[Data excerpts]
## begin

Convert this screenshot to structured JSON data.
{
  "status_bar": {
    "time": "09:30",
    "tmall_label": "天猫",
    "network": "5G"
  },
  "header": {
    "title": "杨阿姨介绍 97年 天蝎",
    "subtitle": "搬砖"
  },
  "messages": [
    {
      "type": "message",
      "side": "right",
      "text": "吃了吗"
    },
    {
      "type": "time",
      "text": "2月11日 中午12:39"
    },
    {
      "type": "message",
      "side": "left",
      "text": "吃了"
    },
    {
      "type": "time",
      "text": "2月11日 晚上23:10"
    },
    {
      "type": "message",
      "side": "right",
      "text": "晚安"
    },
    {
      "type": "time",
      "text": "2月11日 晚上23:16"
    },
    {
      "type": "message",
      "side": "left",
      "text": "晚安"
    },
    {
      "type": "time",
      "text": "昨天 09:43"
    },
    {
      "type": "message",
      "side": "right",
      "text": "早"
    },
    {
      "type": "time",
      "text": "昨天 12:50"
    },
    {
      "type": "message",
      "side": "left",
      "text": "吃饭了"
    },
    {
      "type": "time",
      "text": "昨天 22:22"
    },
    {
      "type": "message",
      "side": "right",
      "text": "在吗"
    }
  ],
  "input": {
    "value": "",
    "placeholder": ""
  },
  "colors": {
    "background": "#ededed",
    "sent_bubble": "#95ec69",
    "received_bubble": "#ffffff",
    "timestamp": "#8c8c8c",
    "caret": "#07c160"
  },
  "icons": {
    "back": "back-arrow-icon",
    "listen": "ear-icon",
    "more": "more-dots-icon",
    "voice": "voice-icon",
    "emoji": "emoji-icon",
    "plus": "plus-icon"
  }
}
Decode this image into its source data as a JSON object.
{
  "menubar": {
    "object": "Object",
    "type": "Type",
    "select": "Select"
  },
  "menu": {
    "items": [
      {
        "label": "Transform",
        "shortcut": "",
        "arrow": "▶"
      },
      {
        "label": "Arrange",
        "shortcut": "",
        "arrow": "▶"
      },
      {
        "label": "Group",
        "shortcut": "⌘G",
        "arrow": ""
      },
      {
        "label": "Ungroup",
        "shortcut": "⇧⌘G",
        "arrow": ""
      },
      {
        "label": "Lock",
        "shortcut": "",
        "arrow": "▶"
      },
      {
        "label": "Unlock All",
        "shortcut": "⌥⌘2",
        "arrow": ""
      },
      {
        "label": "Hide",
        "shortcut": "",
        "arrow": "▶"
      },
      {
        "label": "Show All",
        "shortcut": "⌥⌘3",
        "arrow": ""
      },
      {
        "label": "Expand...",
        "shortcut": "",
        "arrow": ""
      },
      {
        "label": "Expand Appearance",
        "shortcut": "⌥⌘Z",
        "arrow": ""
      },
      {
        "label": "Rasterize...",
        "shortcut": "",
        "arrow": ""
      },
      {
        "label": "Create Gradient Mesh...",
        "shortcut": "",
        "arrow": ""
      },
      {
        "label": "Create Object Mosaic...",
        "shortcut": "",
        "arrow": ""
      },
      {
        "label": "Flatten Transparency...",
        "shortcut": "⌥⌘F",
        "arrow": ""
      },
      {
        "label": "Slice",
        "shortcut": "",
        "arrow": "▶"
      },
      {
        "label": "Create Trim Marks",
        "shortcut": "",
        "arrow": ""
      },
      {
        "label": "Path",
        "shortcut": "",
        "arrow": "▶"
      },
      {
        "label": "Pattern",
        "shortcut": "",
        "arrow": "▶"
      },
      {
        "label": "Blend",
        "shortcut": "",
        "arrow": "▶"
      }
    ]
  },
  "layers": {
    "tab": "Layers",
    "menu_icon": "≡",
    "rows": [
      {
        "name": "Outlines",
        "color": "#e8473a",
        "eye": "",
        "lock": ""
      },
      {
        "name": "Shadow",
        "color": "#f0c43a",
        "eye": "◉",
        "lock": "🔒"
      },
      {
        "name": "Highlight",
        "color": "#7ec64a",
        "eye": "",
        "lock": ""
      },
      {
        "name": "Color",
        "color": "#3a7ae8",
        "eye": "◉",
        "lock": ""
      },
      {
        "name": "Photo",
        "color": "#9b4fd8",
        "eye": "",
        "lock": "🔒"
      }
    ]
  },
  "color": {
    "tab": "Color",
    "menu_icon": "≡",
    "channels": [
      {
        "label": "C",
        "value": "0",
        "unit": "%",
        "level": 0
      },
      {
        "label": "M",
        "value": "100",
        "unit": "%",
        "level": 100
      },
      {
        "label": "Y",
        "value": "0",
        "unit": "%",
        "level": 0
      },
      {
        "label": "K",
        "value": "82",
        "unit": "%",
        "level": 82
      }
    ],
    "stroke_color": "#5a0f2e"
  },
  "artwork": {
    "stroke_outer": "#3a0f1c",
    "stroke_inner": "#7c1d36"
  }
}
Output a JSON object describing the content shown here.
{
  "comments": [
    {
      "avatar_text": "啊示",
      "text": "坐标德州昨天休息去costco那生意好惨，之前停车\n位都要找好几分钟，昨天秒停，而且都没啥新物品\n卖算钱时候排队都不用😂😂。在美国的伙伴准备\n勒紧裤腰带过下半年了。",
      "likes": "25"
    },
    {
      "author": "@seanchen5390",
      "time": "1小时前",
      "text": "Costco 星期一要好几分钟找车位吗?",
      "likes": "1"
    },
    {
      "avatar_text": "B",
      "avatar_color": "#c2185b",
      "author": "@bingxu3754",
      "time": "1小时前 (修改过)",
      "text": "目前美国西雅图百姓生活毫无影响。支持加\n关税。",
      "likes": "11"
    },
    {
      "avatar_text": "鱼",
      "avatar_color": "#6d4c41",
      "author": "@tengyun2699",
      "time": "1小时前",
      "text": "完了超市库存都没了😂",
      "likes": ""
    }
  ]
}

## end

Goal of the exercise> Search the data for "name" and list every line in which it occurs.

Exercise result>
        "name": "Outlines",
        "name": "Shadow",
        "name": "Highlight",
        "name": "Color",
        "name": "Photo",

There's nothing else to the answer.